__THE PROBLEM__
Go through the entries below and tally the lines containing the string "hvad"; report only the tally.

__SUPPLIED DATA__

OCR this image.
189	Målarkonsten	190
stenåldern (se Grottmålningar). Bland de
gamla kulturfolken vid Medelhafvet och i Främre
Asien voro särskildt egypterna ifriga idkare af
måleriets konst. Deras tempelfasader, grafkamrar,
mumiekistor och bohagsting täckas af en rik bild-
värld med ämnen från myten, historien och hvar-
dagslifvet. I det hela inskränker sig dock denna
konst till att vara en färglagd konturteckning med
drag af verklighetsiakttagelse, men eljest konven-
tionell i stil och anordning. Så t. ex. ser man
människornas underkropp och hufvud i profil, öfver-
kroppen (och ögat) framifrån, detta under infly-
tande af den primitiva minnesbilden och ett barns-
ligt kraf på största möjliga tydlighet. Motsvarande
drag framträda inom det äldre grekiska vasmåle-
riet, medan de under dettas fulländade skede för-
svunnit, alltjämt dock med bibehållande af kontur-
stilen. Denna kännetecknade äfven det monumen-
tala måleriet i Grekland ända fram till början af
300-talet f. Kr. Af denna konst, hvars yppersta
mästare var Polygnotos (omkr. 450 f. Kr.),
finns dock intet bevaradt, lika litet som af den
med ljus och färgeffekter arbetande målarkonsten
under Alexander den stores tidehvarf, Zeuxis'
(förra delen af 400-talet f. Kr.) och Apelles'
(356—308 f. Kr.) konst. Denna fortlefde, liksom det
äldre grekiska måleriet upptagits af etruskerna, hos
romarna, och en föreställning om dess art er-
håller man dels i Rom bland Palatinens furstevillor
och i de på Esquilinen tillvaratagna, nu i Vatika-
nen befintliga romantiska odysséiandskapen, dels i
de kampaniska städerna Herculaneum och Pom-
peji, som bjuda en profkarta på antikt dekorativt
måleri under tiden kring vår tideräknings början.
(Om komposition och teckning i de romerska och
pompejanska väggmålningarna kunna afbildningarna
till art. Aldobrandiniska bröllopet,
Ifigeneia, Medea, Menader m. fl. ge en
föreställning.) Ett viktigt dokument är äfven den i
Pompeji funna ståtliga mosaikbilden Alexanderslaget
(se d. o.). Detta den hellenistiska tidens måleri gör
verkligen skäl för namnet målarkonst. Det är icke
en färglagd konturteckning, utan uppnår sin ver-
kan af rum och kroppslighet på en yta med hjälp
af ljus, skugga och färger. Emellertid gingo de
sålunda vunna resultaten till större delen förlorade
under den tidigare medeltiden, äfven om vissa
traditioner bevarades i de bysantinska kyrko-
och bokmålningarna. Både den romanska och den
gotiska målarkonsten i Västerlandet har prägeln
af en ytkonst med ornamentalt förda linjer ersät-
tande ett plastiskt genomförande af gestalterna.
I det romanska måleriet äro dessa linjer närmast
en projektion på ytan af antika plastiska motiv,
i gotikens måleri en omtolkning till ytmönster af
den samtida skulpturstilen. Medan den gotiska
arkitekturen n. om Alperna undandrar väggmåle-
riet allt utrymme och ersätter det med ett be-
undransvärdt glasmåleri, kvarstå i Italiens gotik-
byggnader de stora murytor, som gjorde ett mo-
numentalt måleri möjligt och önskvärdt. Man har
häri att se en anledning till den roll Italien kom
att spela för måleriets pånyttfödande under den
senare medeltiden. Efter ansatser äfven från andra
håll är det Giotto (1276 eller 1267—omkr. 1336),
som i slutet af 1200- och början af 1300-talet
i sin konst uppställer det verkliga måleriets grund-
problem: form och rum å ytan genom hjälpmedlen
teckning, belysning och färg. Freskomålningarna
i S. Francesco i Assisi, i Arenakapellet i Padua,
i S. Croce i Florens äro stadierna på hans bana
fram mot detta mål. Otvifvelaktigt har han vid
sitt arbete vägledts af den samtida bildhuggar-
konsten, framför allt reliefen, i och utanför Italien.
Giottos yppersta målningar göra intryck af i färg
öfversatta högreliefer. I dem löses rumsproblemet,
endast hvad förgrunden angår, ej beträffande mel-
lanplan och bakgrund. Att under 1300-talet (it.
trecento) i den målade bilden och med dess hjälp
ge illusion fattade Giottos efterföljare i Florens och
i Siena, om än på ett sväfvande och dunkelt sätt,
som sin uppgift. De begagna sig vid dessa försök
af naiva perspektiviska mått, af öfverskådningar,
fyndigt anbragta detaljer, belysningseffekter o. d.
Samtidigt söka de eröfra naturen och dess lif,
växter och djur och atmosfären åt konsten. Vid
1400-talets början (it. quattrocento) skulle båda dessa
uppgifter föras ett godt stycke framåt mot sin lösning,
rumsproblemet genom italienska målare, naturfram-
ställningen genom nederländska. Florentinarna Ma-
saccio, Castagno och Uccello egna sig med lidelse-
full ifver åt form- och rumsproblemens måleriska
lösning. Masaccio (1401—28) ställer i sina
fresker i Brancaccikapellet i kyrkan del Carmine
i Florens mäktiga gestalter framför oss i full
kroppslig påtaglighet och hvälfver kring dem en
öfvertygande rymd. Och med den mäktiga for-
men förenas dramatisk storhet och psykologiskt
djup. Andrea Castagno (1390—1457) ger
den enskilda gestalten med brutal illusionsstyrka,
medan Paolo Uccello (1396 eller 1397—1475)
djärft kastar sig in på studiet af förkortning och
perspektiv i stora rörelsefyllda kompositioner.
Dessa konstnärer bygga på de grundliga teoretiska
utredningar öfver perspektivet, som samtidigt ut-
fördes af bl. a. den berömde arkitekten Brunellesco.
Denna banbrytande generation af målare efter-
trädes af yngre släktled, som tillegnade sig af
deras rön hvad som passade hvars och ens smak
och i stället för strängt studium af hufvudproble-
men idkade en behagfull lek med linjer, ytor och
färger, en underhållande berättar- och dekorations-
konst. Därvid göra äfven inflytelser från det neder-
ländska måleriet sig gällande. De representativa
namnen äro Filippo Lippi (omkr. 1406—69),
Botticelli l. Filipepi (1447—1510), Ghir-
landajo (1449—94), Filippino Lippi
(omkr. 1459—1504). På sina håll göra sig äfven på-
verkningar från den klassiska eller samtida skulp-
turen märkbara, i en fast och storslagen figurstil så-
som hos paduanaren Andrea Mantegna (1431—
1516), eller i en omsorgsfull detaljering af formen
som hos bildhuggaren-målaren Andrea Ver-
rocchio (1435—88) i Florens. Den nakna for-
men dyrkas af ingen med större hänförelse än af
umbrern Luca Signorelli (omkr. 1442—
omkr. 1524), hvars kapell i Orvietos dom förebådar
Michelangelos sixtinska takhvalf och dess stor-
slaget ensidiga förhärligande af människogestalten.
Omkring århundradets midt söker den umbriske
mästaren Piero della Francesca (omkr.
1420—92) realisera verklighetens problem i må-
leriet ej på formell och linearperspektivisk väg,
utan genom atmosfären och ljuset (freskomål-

__EXERCISE RESPONSE__
2